Repeat, line for line, the entries printed below.

DATASET ROWS:
• • • • •

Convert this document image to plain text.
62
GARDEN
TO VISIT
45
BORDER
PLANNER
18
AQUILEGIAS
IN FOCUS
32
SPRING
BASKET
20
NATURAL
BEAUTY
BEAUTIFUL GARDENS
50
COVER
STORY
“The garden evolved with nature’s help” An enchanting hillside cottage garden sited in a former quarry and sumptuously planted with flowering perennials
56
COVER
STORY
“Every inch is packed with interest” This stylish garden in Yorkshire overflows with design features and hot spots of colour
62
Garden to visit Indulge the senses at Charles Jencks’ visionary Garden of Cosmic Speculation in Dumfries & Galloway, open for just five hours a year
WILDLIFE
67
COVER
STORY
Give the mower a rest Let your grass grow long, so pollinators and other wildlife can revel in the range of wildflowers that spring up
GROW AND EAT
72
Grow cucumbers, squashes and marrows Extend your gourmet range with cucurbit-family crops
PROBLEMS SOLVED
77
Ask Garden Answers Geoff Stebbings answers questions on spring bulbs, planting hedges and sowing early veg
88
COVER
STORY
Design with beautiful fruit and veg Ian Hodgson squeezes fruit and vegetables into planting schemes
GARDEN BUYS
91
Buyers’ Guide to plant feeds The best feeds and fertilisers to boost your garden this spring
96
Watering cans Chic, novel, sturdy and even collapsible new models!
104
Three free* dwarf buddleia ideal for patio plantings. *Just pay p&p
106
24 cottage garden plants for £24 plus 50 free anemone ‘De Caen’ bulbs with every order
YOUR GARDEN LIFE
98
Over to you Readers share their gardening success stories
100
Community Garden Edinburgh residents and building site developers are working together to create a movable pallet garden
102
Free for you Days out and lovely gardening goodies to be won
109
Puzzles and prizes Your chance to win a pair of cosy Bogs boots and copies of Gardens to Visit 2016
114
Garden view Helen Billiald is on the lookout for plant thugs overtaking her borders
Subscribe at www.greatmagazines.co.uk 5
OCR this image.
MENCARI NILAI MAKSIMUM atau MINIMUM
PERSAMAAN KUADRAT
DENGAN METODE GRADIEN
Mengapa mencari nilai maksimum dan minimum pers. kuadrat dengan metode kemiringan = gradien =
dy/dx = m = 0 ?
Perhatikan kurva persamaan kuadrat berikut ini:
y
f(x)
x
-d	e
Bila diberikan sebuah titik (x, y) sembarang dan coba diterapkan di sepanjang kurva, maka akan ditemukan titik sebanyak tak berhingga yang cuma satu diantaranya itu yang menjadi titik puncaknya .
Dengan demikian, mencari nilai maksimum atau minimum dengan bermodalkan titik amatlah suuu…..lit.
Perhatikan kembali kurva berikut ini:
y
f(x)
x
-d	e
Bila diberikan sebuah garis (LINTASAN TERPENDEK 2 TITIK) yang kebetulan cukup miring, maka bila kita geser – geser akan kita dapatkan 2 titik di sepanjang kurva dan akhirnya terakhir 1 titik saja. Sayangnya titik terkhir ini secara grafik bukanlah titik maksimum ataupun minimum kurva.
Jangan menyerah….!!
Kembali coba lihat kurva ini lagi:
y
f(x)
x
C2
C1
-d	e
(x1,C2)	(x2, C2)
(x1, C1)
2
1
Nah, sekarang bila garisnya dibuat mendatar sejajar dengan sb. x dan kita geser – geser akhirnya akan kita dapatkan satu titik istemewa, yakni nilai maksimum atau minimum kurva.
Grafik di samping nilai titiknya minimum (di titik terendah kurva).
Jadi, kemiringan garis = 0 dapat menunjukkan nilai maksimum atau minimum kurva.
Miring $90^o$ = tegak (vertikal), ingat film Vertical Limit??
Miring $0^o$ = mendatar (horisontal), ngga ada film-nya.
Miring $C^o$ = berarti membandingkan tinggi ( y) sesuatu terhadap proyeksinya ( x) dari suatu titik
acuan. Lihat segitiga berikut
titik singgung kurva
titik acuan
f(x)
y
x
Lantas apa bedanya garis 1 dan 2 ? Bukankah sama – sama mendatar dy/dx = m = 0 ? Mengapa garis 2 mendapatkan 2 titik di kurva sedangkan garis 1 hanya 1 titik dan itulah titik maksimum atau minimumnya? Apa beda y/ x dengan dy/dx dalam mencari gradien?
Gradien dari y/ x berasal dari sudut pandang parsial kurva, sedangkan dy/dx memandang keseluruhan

• • • • •

ANSWER TO THIS TASK:
Convert this document image to plain text.
62
GARDEN
TO VISIT
45
BORDER
PLANNER
18
AQUILEGIAS
IN FOCUS
32
SPRING
BASKET
20
NATURAL
BEAUTY
BEAUTIFUL GARDENS
50
COVER
STORY
“The garden evolved with nature’s help” An enchanting hillside cottage garden sited in a former quarry and sumptuously planted with flowering perennials
56
COVER
STORY
“Every inch is packed with interest” This stylish garden in Yorkshire overflows with design features and hot spots of colour
62
Garden to visit Indulge the senses at Charles Jencks’ visionary Garden of Cosmic Speculation in Dumfries & Galloway, open for just five hours a year
WILDLIFE
67
COVER
STORY
Give the mower a rest Let your grass grow long, so pollinators and other wildlife can revel in the range of wildflowers that spring up
GROW AND EAT
72
Grow cucumbers, squashes and marrows Extend your gourmet range with cucurbit-family crops
PROBLEMS SOLVED
77
Ask Garden Answers Geoff Stebbings answers questions on spring bulbs, planting hedges and sowing early veg
88
COVER
STORY
Design with beautiful fruit and veg Ian Hodgson squeezes fruit and vegetables into planting schemes
GARDEN BUYS
91
Buyers’ Guide to plant feeds The best feeds and fertilisers to boost your garden this spring
96
Watering cans Chic, novel, sturdy and even collapsible new models!
104
Three free* dwarf buddleia ideal for patio plantings. *Just pay p&p
106
24 cottage garden plants for £24 plus 50 free anemone ‘De Caen’ bulbs with every order
YOUR GARDEN LIFE
98
Over to you Readers share their gardening success stories
100
Community Garden Edinburgh residents and building site developers are working together to create a movable pallet garden
102
Free for you Days out and lovely gardening goodies to be won
109
Puzzles and prizes Your chance to win a pair of cosy Bogs boots and copies of Gardens to Visit 2016
114
Garden view Helen Billiald is on the lookout for plant thugs overtaking her borders
Subscribe at www.greatmagazines.co.uk 5
OCR this image.
MENCARI NILAI MAKSIMUM atau MINIMUM
PERSAMAAN KUADRAT
DENGAN METODE GRADIEN
Mengapa mencari nilai maksimum dan minimum pers. kuadrat dengan metode kemiringan = gradien =
dy/dx = m = 0 ?
Perhatikan kurva persamaan kuadrat berikut ini:
y
f(x)
x
-d	e
Bila diberikan sebuah titik (x, y) sembarang dan coba diterapkan di sepanjang kurva, maka akan ditemukan titik sebanyak tak berhingga yang cuma satu diantaranya itu yang menjadi titik puncaknya .
Dengan demikian, mencari nilai maksimum atau minimum dengan bermodalkan titik amatlah suuu…..lit.
Perhatikan kembali kurva berikut ini:
y
f(x)
x
-d	e
Bila diberikan sebuah garis (LINTASAN TERPENDEK 2 TITIK) yang kebetulan cukup miring, maka bila kita geser – geser akan kita dapatkan 2 titik di sepanjang kurva dan akhirnya terakhir 1 titik saja. Sayangnya titik terkhir ini secara grafik bukanlah titik maksimum ataupun minimum kurva.
Jangan menyerah….!!
Kembali coba lihat kurva ini lagi:
y
f(x)
x
C2
C1
-d	e
(x1,C2)	(x2, C2)
(x1, C1)
2
1
Nah, sekarang bila garisnya dibuat mendatar sejajar dengan sb. x dan kita geser – geser akhirnya akan kita dapatkan satu titik istemewa, yakni nilai maksimum atau minimum kurva.
Grafik di samping nilai titiknya minimum (di titik terendah kurva).
Jadi, kemiringan garis = 0 dapat menunjukkan nilai maksimum atau minimum kurva.
Miring $90^o$ = tegak (vertikal), ingat film Vertical Limit??
Miring $0^o$ = mendatar (horisontal), ngga ada film-nya.
Miring $C^o$ = berarti membandingkan tinggi ( y) sesuatu terhadap proyeksinya ( x) dari suatu titik
acuan. Lihat segitiga berikut
titik singgung kurva
titik acuan
f(x)
y
x
Lantas apa bedanya garis 1 dan 2 ? Bukankah sama – sama mendatar dy/dx = m = 0 ? Mengapa garis 2 mendapatkan 2 titik di kurva sedangkan garis 1 hanya 1 titik dan itulah titik maksimum atau minimumnya? Apa beda y/ x dengan dy/dx dalam mencari gradien?
Gradien dari y/ x berasal dari sudut pandang parsial kurva, sedangkan dy/dx memandang keseluruhan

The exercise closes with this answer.